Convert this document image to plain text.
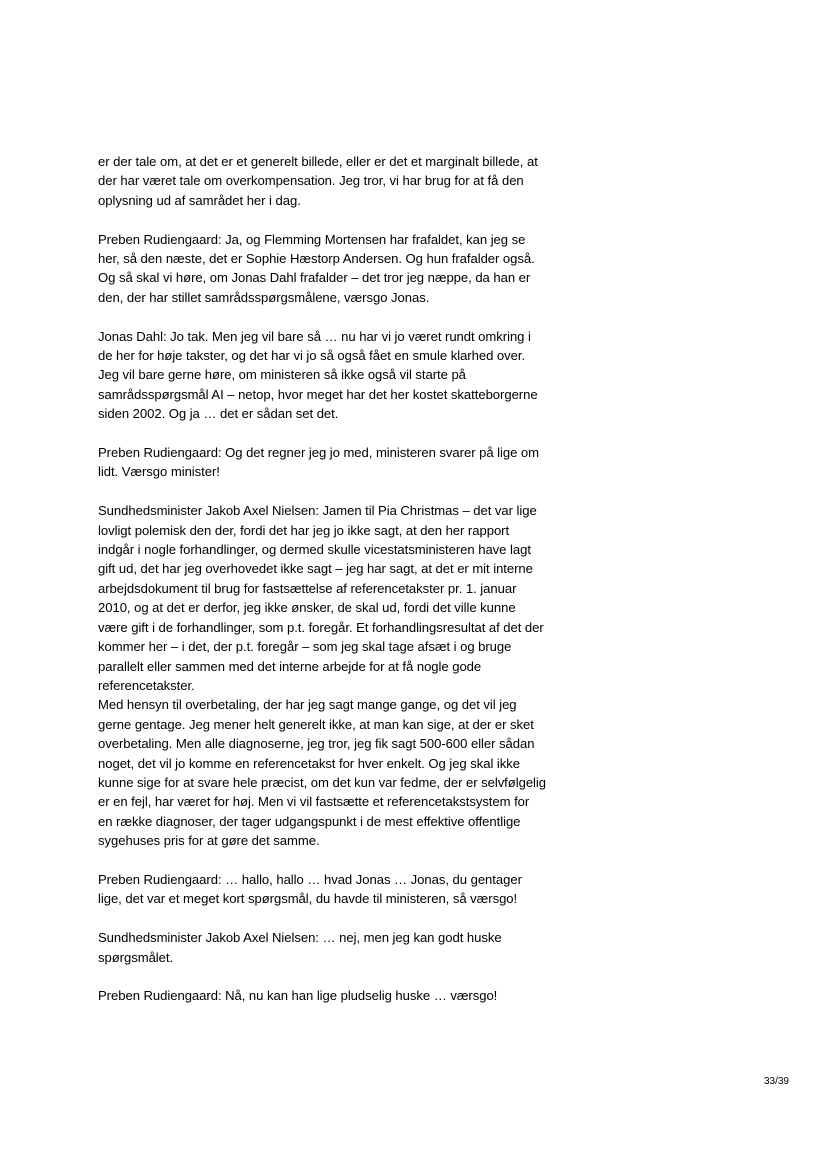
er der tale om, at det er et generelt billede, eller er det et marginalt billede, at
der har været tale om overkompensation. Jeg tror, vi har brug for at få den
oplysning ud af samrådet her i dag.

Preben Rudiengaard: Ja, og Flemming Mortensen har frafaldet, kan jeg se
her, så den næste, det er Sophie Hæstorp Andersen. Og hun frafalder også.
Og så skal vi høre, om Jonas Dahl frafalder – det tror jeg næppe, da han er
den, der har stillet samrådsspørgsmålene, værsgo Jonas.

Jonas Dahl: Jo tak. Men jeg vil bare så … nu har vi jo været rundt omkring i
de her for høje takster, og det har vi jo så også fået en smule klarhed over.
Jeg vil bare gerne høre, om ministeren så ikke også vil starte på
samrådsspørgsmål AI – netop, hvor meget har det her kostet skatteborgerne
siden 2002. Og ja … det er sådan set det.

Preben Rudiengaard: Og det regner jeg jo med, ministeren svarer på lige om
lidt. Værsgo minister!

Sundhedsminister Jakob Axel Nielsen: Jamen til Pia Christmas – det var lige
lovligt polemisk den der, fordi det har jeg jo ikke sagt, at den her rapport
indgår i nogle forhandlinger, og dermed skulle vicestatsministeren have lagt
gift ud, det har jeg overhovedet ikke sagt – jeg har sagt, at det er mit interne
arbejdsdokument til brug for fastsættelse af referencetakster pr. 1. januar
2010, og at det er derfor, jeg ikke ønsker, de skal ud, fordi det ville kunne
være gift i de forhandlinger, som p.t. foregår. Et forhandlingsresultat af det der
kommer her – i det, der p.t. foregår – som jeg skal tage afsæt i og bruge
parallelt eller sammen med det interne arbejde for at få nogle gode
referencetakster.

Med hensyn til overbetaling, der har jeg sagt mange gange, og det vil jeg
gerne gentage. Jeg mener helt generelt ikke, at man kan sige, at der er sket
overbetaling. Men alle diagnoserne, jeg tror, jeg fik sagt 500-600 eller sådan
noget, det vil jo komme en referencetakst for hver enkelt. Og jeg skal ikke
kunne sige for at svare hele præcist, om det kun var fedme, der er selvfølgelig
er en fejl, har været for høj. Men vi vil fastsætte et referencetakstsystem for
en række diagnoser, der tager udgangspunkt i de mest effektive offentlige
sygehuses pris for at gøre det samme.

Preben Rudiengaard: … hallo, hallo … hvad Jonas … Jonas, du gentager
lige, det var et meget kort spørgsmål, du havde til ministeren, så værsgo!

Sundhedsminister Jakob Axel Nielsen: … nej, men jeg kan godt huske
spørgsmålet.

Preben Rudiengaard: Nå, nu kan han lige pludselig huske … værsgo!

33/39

*-*-*

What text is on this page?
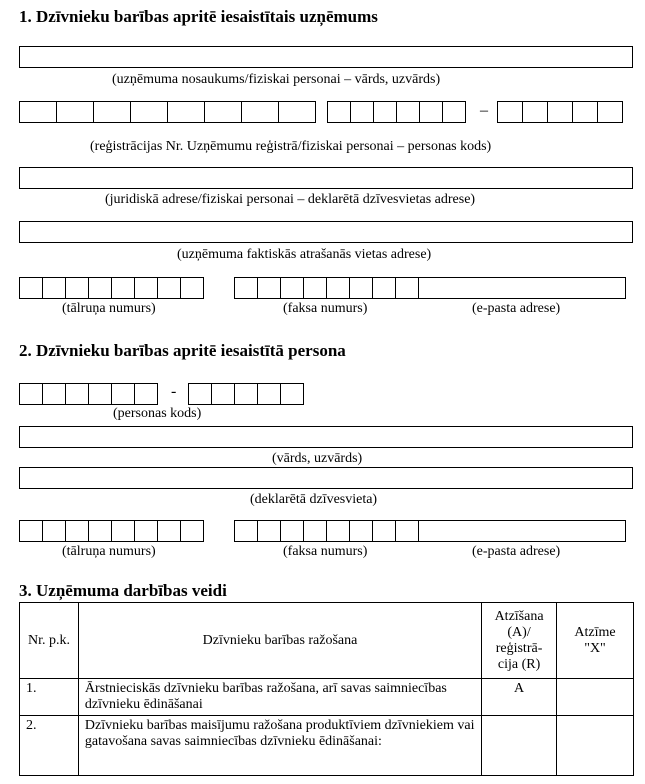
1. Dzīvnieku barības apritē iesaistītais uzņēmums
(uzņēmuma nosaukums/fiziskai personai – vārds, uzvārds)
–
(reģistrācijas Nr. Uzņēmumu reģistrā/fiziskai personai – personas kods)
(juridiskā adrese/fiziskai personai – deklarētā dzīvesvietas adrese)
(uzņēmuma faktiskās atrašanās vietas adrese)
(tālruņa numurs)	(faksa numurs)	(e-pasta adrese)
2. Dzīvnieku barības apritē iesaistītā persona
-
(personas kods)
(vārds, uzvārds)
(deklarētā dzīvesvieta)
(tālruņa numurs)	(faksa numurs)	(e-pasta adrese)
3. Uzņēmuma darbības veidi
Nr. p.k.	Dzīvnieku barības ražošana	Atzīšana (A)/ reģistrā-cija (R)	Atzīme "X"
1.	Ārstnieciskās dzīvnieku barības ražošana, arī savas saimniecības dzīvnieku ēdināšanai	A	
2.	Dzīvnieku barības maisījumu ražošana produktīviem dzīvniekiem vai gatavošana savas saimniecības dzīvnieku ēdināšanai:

*-*-*

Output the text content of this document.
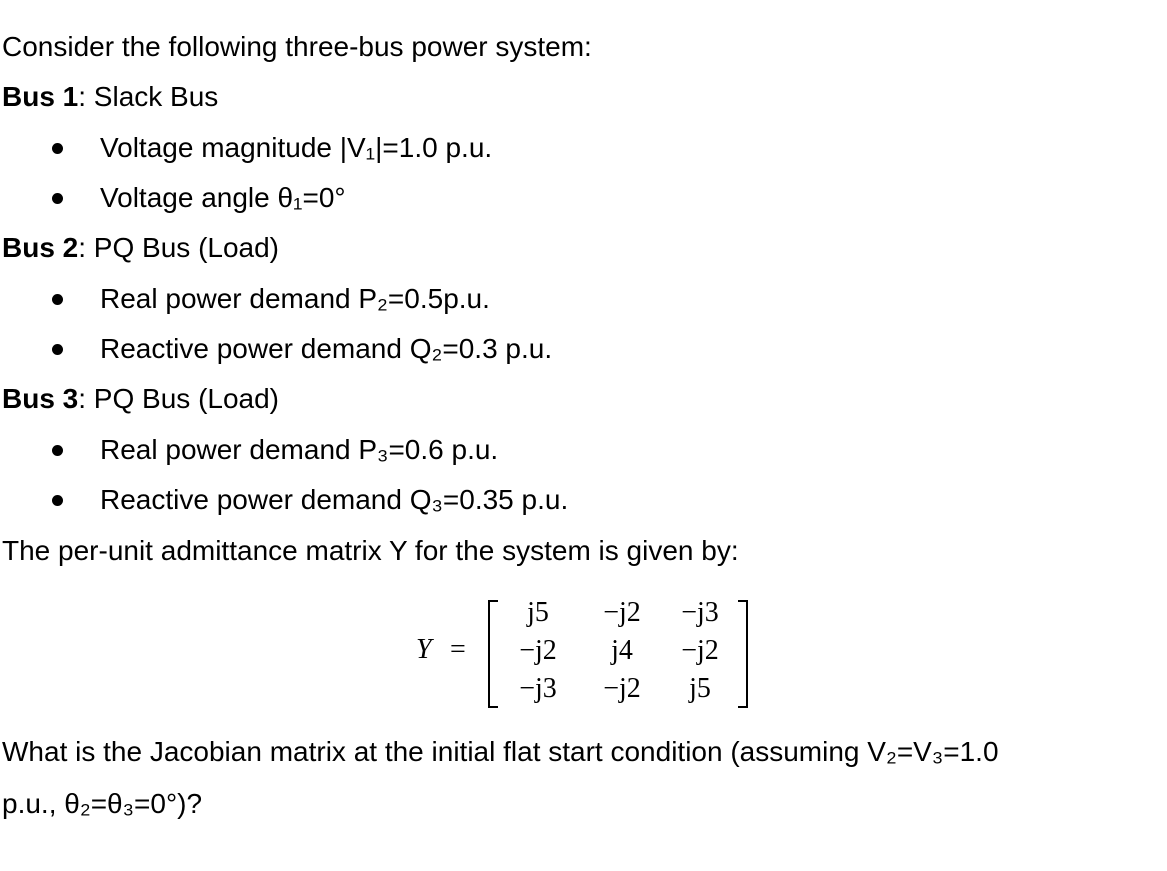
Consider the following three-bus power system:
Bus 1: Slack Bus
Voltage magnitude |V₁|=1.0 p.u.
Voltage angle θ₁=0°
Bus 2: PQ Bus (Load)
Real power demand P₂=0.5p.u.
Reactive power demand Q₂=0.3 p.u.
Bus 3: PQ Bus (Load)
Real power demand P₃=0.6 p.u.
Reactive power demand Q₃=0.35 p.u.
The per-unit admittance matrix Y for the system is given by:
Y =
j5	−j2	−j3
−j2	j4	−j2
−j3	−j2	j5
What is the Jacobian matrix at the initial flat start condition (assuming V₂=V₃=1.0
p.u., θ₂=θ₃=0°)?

*-*-*

• [SHORT PROBLEM]
Locate the word "frafalder" in the records and collect each line it appears in.

• [WRITTEN SOLUTION]
her, så den næste, det er Sophie Hæstorp Andersen. Og hun frafalder også.
Og så skal vi høre, om Jonas Dahl frafalder – det tror jeg næppe, da han er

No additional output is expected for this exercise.